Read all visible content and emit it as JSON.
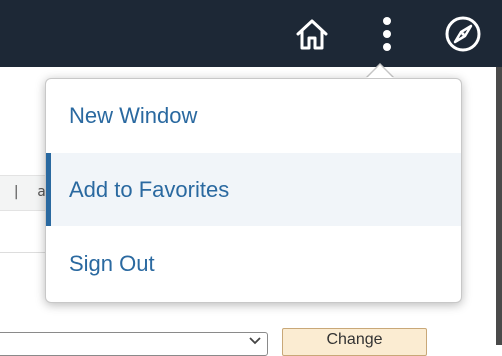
{
  "header": {
    "icons": {
      "home": "home-icon",
      "more": "more-options-icon",
      "navigator": "compass-icon"
    },
    "colors": {
      "bar": "#1d2836",
      "icon": "#ffffff"
    }
  },
  "actions_menu": {
    "items": [
      {
        "label": "New Window"
      },
      {
        "label": "Add to Favorites",
        "highlighted": true
      },
      {
        "label": "Sign Out"
      }
    ],
    "colors": {
      "text": "#2a69a0",
      "highlight": "#f1f5f9"
    }
  },
  "background_page": {
    "fragment_text": "|  a",
    "button_label": "Change"
  }
}
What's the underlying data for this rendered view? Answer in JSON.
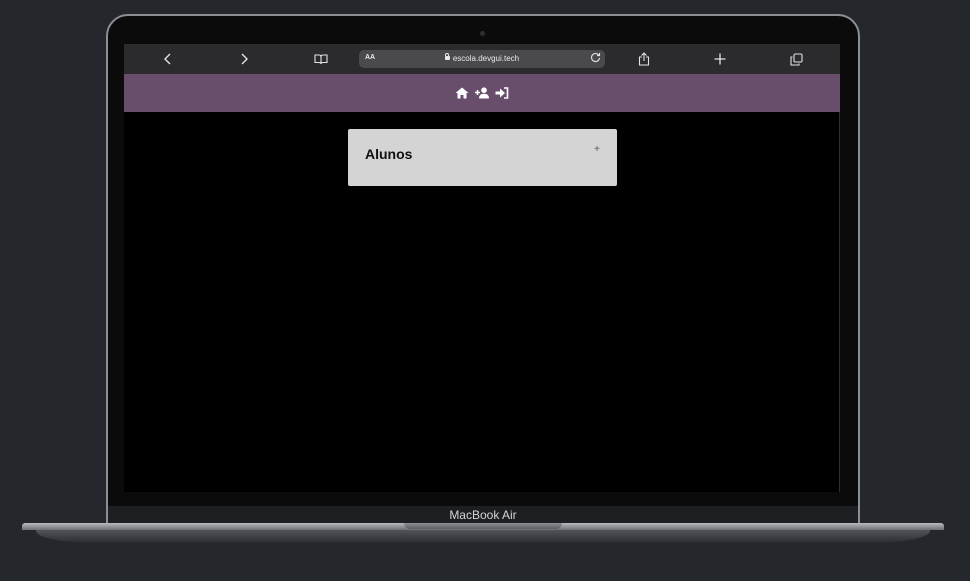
{
  "browser": {
    "aa_label": "AA",
    "url": "escola.devgui.tech"
  },
  "nav": {
    "icons": [
      "home-icon",
      "add-user-icon",
      "sign-in-icon"
    ]
  },
  "card": {
    "title": "Alunos",
    "add_label": "+"
  },
  "device": {
    "label": "MacBook Air"
  },
  "colors": {
    "nav_bg": "#684e6b",
    "card_bg": "#d4d4d4",
    "page_bg": "#000000",
    "browser_bar": "#2b2b2d"
  }
}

^^^^^^^^

■ Job
List every line above containing the word "JSON".

■ Answer
Read all visible content and emit it as JSON.
What's the underlying data for this rendered view? Answer in JSON.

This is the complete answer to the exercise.